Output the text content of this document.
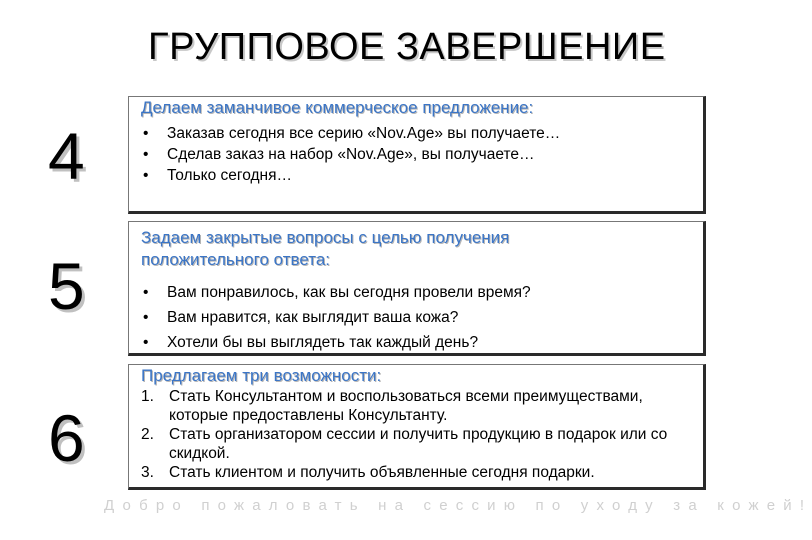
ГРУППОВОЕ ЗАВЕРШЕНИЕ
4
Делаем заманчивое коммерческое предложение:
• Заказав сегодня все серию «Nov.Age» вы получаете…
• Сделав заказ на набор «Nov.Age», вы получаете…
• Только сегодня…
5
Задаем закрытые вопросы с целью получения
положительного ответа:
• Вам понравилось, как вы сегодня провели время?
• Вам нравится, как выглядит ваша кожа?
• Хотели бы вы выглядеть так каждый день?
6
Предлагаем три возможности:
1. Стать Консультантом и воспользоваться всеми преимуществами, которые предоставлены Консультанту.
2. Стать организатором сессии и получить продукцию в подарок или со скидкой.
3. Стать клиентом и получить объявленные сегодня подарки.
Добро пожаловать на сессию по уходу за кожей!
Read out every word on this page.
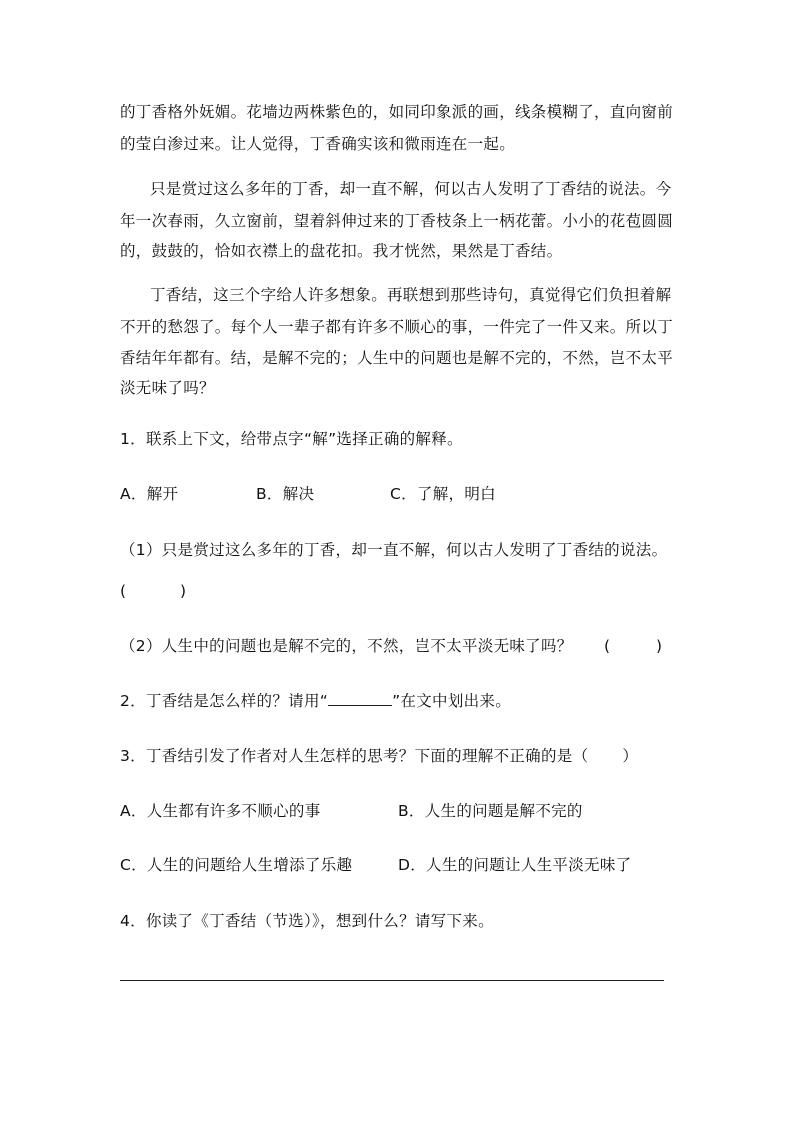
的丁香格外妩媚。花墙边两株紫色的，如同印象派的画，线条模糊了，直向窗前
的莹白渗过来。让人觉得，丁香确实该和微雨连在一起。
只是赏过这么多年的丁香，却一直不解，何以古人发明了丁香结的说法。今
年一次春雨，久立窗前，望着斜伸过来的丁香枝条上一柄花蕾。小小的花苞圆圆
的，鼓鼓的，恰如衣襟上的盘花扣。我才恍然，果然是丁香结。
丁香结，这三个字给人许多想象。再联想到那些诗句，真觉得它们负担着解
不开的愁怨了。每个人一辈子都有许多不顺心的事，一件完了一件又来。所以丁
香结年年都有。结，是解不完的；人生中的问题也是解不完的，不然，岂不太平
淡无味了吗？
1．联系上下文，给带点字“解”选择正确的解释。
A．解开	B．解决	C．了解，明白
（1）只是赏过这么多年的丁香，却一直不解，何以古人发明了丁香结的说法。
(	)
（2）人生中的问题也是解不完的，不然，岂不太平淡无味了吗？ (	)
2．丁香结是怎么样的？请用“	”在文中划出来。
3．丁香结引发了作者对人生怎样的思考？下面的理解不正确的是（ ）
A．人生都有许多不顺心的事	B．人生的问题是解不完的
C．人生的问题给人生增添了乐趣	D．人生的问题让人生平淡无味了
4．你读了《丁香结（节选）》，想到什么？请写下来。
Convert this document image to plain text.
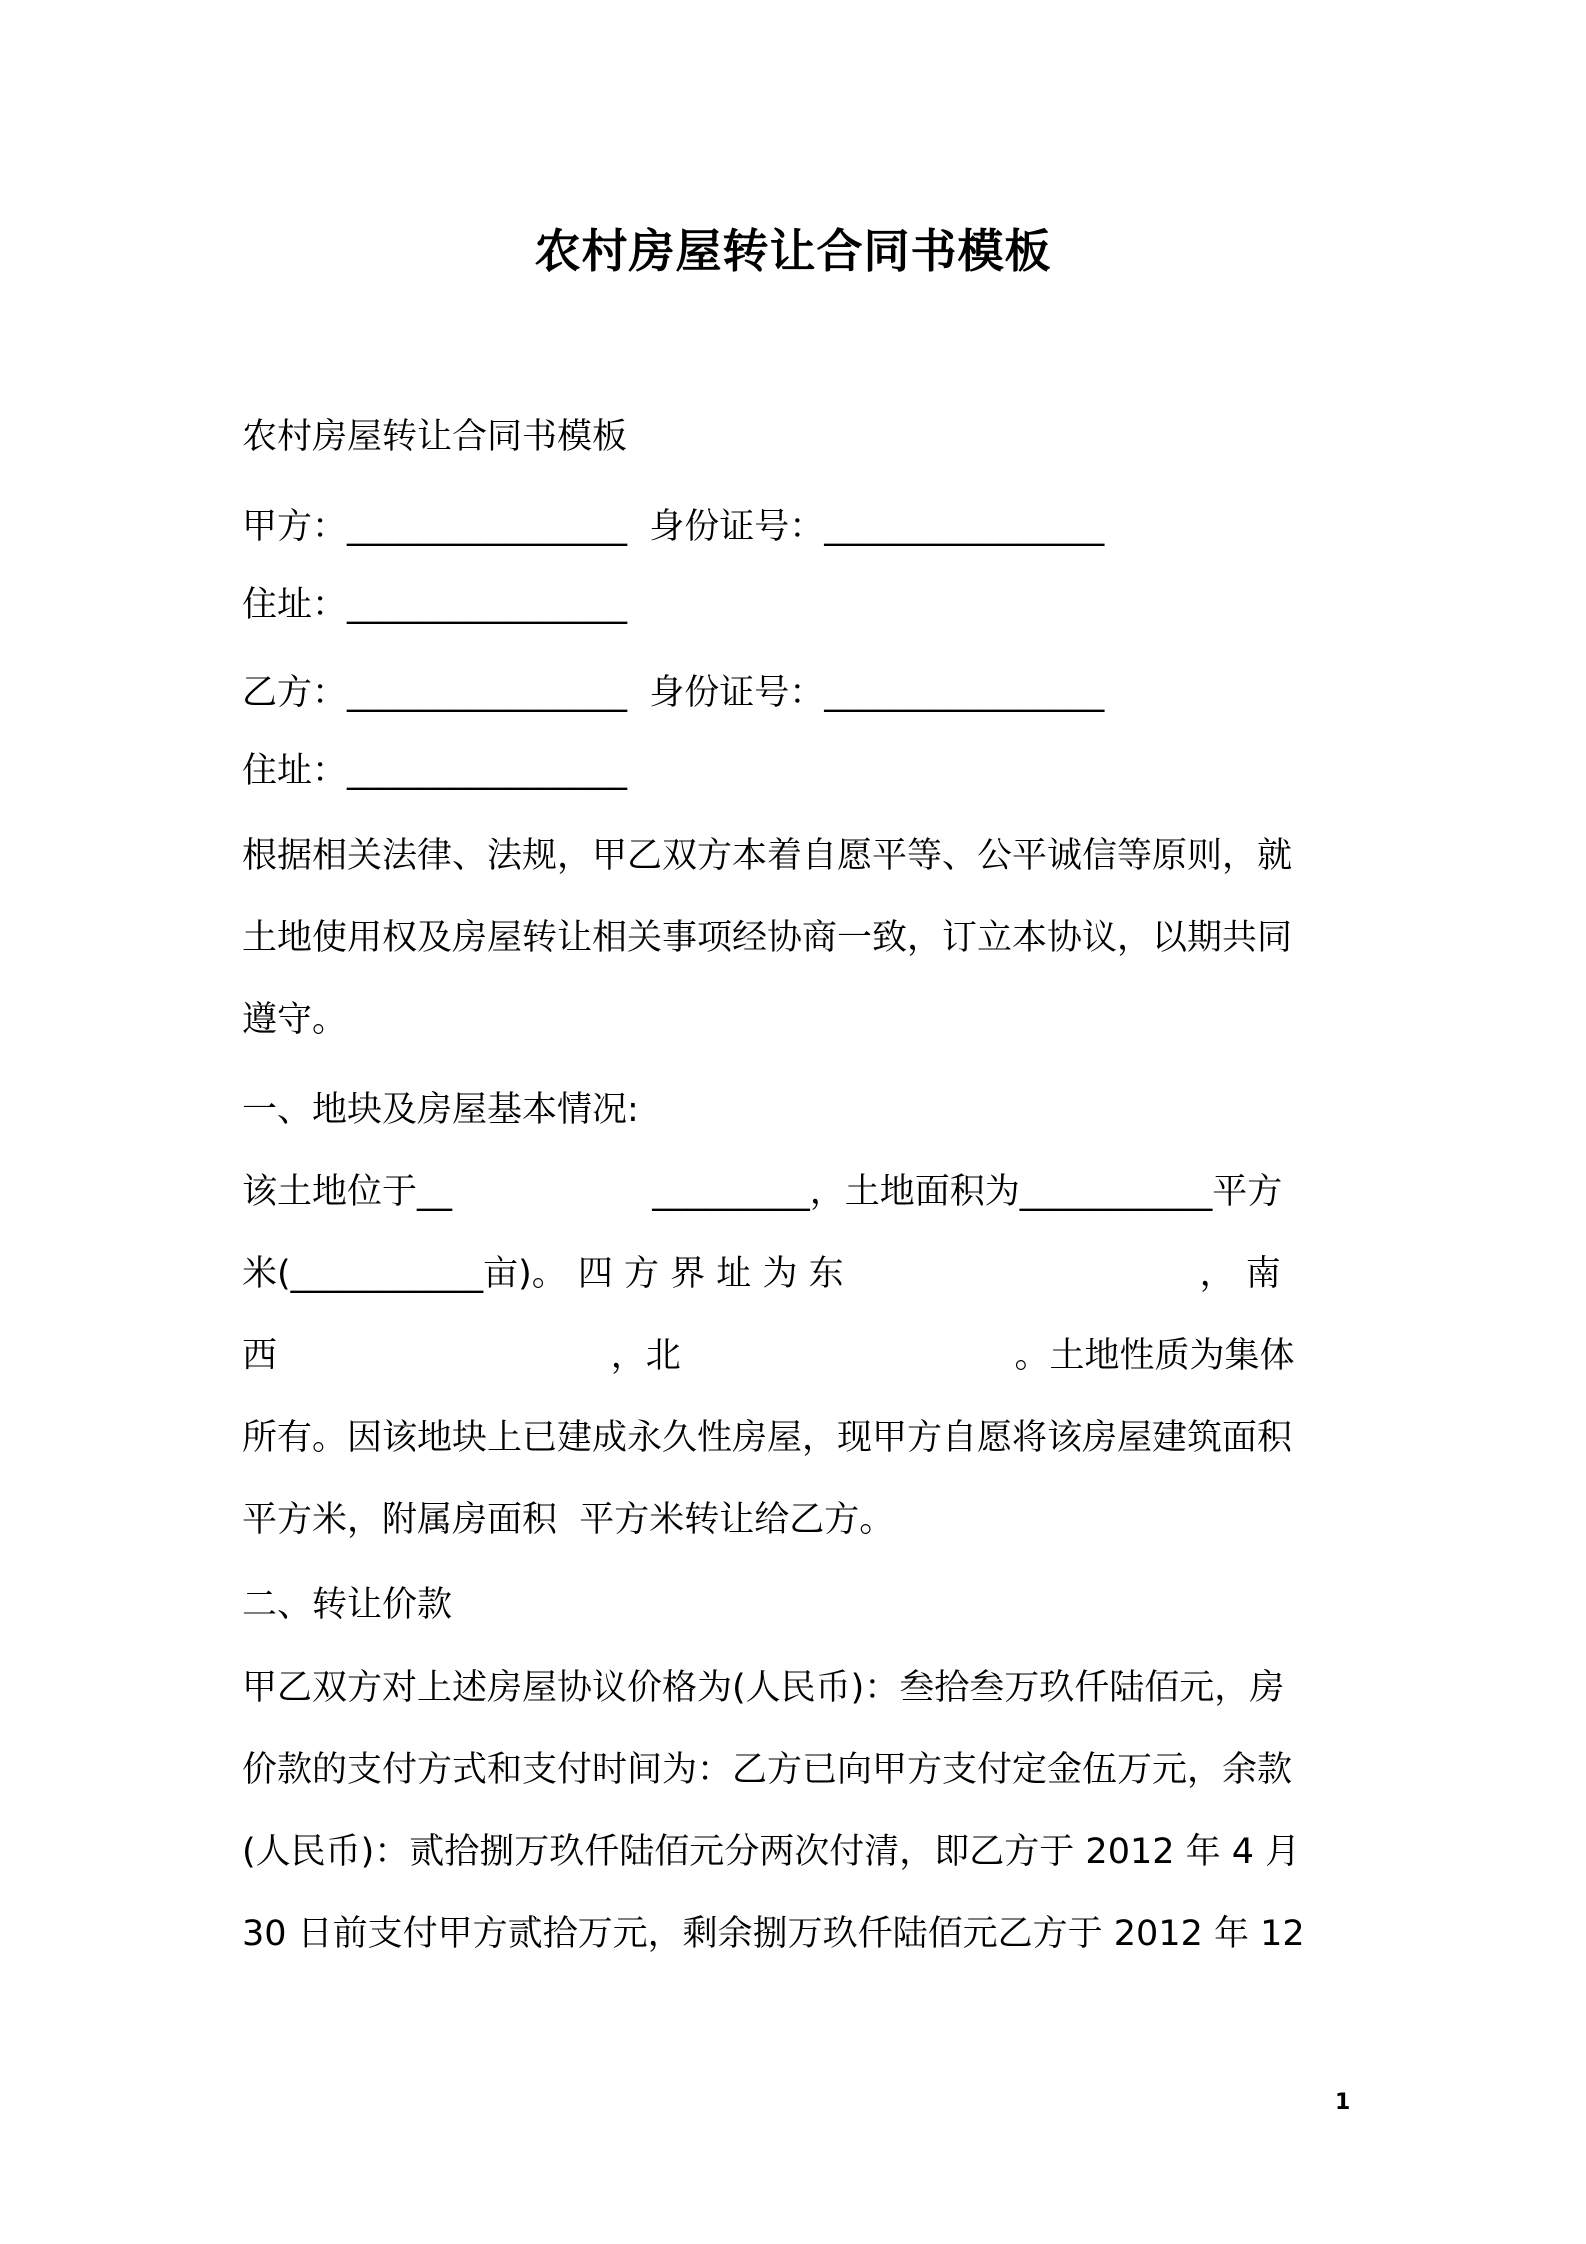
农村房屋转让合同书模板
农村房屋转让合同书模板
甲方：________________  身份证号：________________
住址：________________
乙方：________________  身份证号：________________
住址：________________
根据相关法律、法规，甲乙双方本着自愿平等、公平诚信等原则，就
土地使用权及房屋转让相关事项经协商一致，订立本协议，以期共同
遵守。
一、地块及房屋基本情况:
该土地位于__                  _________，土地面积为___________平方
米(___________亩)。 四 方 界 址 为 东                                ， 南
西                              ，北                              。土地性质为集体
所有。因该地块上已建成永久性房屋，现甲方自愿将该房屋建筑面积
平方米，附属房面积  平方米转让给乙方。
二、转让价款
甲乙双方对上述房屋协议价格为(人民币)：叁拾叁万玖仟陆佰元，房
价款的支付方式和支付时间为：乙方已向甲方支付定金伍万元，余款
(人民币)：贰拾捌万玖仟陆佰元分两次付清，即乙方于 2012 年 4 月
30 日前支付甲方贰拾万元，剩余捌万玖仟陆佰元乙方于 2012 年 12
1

= = = =

WRITTEN REQUEST:
Make an exact copy of the listing above. Do not include the pictures.

WRITTEN RESPONSE:
Output the text content of this document.
ГРУППОВОЕ ЗАВЕРШЕНИЕ
4
Делаем заманчивое коммерческое предложение:
• Заказав сегодня все серию «Nov.Age» вы получаете…
• Сделав заказ на набор «Nov.Age», вы получаете…
• Только сегодня…
5
Задаем закрытые вопросы с целью получения
положительного ответа:
• Вам понравилось, как вы сегодня провели время?
• Вам нравится, как выглядит ваша кожа?
• Хотели бы вы выглядеть так каждый день?
6
Предлагаем три возможности:
1. Стать Консультантом и воспользоваться всеми преимуществами, которые предоставлены Консультанту.
2. Стать организатором сессии и получить продукцию в подарок или со скидкой.
3. Стать клиентом и получить объявленные сегодня подарки.
Добро пожаловать на сессию по уходу за кожей!
Read out every word on this page.
的丁香格外妩媚。花墙边两株紫色的，如同印象派的画，线条模糊了，直向窗前
的莹白渗过来。让人觉得，丁香确实该和微雨连在一起。
只是赏过这么多年的丁香，却一直不解，何以古人发明了丁香结的说法。今
年一次春雨，久立窗前，望着斜伸过来的丁香枝条上一柄花蕾。小小的花苞圆圆
的，鼓鼓的，恰如衣襟上的盘花扣。我才恍然，果然是丁香结。
丁香结，这三个字给人许多想象。再联想到那些诗句，真觉得它们负担着解
不开的愁怨了。每个人一辈子都有许多不顺心的事，一件完了一件又来。所以丁
香结年年都有。结，是解不完的；人生中的问题也是解不完的，不然，岂不太平
淡无味了吗？
1．联系上下文，给带点字“解”选择正确的解释。
A．解开	B．解决	C．了解，明白
（1）只是赏过这么多年的丁香，却一直不解，何以古人发明了丁香结的说法。
(	)
（2）人生中的问题也是解不完的，不然，岂不太平淡无味了吗？ (	)
2．丁香结是怎么样的？请用“	”在文中划出来。
3．丁香结引发了作者对人生怎样的思考？下面的理解不正确的是（ ）
A．人生都有许多不顺心的事	B．人生的问题是解不完的
C．人生的问题给人生增添了乐趣	D．人生的问题让人生平淡无味了
4．你读了《丁香结（节选）》，想到什么？请写下来。
Convert this document image to plain text.
农村房屋转让合同书模板
农村房屋转让合同书模板
甲方：________________  身份证号：________________
住址：________________
乙方：________________  身份证号：________________
住址：________________
根据相关法律、法规，甲乙双方本着自愿平等、公平诚信等原则，就
土地使用权及房屋转让相关事项经协商一致，订立本协议，以期共同
遵守。
一、地块及房屋基本情况:
该土地位于__                  _________，土地面积为___________平方
米(___________亩)。 四 方 界 址 为 东                                ， 南
西                              ，北                              。土地性质为集体
所有。因该地块上已建成永久性房屋，现甲方自愿将该房屋建筑面积
平方米，附属房面积  平方米转让给乙方。
二、转让价款
甲乙双方对上述房屋协议价格为(人民币)：叁拾叁万玖仟陆佰元，房
价款的支付方式和支付时间为：乙方已向甲方支付定金伍万元，余款
(人民币)：贰拾捌万玖仟陆佰元分两次付清，即乙方于 2012 年 4 月
30 日前支付甲方贰拾万元，剩余捌万玖仟陆佰元乙方于 2012 年 12
1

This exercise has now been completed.